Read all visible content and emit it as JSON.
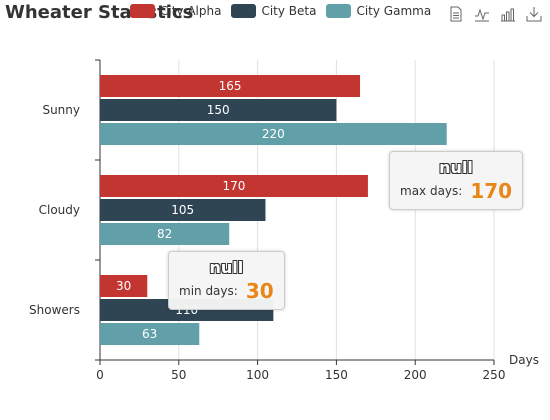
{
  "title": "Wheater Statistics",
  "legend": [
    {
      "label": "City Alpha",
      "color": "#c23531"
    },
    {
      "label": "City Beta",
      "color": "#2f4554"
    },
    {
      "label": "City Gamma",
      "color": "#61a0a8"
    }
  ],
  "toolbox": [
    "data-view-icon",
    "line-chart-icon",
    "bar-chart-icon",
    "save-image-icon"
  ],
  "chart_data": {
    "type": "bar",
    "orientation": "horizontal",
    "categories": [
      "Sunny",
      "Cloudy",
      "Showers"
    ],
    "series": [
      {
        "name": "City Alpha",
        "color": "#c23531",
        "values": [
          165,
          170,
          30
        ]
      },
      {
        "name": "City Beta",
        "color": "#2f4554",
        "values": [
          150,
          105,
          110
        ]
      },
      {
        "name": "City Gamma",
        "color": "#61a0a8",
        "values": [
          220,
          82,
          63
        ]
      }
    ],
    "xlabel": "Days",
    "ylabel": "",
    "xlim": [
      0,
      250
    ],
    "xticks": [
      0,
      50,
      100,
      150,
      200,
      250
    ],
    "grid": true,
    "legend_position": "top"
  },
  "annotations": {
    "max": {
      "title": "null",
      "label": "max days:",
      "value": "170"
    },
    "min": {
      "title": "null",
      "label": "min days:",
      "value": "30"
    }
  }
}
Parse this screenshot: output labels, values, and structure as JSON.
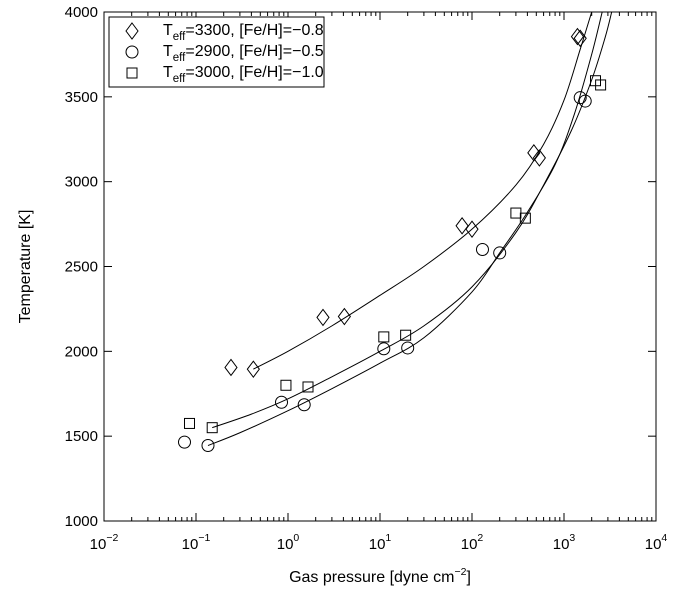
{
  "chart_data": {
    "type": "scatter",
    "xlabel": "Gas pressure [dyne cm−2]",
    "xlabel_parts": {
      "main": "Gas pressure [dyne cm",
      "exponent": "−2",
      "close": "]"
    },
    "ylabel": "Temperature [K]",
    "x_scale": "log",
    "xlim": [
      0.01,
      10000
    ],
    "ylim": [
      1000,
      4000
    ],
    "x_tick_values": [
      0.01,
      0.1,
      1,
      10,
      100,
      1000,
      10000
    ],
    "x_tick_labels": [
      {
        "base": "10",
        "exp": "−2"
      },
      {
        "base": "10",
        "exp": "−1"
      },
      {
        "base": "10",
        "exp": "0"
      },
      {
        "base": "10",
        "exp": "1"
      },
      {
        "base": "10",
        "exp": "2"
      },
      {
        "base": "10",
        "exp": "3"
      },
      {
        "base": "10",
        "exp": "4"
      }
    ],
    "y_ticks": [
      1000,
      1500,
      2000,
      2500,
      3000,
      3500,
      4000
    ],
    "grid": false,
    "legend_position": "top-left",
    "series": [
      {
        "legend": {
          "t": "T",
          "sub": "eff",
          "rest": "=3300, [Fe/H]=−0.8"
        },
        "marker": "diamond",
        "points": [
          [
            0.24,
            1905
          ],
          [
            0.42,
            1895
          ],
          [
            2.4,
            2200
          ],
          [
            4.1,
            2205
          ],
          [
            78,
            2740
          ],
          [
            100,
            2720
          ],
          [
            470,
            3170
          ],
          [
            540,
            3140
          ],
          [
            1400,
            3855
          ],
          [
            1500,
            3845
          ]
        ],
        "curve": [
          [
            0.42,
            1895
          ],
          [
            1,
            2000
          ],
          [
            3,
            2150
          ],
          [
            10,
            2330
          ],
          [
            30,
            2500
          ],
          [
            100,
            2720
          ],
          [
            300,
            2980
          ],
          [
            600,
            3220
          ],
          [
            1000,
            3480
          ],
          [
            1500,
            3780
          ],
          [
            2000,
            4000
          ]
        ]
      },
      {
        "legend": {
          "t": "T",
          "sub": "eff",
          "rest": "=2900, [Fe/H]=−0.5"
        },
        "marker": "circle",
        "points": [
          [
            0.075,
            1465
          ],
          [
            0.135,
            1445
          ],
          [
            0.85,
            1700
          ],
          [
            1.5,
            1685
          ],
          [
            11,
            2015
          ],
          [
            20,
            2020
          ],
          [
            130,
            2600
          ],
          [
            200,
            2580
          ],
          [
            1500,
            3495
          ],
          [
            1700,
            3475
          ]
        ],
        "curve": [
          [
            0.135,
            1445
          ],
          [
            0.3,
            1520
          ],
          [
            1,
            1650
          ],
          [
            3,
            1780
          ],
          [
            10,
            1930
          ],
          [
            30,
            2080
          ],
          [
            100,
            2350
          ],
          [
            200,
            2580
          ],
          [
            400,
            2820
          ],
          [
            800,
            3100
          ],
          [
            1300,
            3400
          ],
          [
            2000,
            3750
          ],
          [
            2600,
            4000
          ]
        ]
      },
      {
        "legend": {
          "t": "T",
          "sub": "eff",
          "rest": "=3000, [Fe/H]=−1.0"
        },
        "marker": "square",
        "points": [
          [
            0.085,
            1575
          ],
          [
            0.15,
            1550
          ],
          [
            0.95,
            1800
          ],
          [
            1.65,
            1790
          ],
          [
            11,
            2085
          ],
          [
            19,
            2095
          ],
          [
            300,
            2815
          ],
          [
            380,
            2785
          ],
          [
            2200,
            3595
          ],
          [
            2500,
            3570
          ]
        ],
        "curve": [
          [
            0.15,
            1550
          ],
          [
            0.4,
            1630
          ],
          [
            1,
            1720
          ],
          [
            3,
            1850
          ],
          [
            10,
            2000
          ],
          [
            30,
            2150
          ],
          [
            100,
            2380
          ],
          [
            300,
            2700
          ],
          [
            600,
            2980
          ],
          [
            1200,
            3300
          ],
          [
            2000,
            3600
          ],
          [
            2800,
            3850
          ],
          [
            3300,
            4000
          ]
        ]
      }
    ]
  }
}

==================================================

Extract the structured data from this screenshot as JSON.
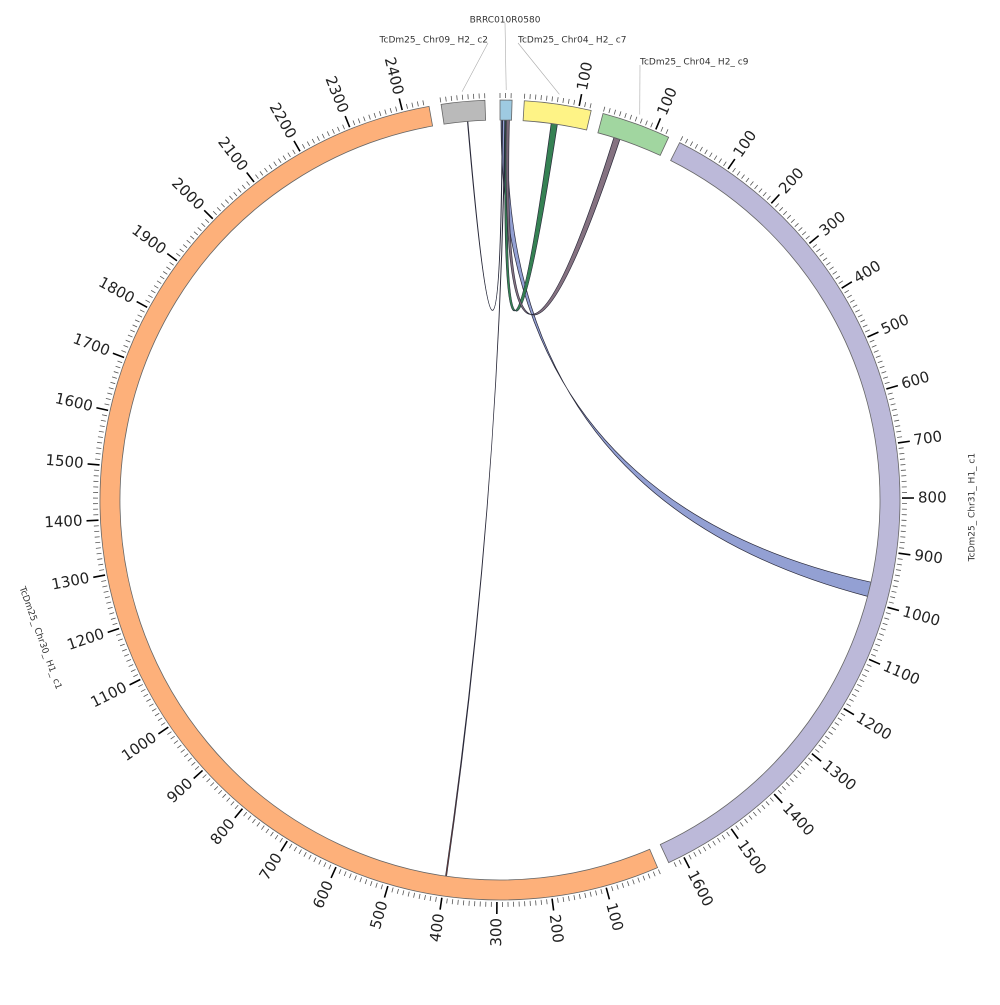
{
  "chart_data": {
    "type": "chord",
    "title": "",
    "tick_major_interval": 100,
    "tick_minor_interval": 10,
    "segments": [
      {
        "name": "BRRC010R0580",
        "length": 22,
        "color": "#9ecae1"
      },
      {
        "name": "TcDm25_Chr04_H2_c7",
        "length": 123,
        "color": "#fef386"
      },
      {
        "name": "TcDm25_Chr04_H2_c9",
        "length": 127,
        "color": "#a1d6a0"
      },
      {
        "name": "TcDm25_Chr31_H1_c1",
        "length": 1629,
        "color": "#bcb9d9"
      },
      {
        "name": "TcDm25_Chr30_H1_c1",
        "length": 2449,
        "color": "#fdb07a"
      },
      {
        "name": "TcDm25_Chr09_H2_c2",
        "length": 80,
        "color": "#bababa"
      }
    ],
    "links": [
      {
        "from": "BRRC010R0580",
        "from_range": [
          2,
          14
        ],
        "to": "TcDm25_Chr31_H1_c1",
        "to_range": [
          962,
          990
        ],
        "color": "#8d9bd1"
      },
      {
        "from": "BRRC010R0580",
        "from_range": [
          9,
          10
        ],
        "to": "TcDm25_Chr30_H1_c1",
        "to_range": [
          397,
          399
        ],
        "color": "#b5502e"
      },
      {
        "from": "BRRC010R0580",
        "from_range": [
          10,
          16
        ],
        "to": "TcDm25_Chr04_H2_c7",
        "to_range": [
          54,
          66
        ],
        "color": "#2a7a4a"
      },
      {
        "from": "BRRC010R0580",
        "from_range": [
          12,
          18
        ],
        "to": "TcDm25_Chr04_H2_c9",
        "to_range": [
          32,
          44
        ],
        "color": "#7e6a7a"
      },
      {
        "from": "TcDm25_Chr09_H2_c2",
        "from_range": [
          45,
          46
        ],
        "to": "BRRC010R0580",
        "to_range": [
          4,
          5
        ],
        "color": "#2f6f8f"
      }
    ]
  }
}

==================================================

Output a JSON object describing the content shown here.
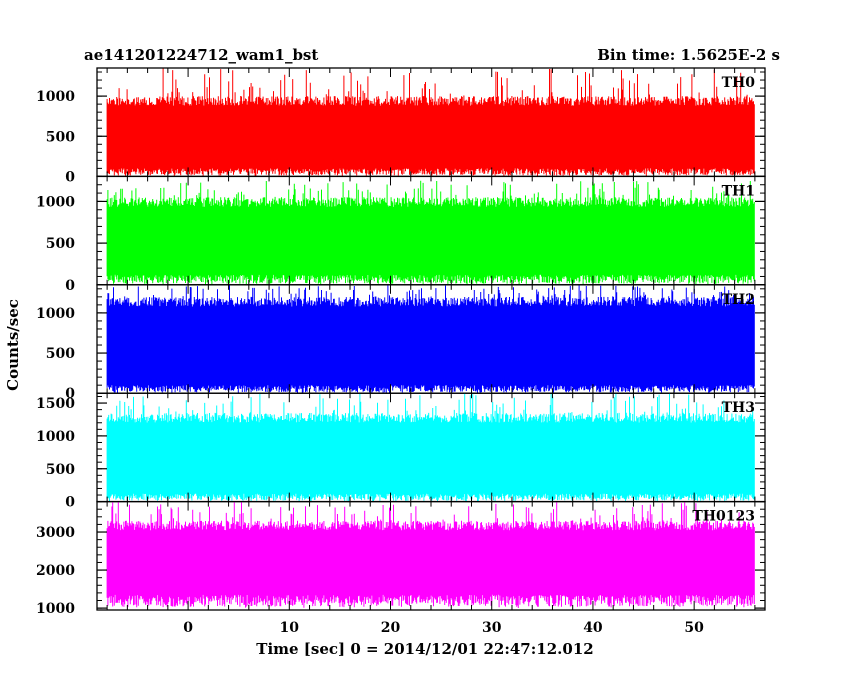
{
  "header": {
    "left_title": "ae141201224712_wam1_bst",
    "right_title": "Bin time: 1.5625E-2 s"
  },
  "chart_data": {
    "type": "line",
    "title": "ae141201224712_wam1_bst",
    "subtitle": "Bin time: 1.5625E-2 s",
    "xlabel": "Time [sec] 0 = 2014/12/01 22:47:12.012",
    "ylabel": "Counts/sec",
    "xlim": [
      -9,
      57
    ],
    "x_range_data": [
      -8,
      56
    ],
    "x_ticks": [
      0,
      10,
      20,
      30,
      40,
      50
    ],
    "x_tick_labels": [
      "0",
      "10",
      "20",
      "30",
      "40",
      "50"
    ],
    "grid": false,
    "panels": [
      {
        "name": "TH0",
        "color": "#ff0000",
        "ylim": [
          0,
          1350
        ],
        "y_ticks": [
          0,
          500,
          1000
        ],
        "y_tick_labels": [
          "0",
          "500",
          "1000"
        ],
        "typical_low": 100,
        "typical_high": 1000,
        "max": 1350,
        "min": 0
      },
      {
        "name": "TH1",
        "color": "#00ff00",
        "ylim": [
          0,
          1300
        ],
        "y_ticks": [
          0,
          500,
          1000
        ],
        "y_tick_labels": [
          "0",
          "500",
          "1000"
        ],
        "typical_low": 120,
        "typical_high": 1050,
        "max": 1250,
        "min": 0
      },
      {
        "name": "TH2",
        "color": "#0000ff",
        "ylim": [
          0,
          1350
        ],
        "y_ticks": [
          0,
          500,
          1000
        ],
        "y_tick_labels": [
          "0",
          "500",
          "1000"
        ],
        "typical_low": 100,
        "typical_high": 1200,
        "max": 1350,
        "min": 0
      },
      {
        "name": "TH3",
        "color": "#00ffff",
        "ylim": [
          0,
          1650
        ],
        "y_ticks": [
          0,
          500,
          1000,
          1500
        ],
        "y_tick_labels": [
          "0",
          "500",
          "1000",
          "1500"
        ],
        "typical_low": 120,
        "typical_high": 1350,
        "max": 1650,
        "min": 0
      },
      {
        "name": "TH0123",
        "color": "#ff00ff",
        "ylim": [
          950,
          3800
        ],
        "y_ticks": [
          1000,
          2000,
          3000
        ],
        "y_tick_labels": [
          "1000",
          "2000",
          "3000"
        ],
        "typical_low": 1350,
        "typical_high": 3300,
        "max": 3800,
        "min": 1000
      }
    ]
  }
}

==================================================

_Task description:_ Determine how many lines in the listing above hold the string "JSON", then write only the number.

_Exercise answer:_ 4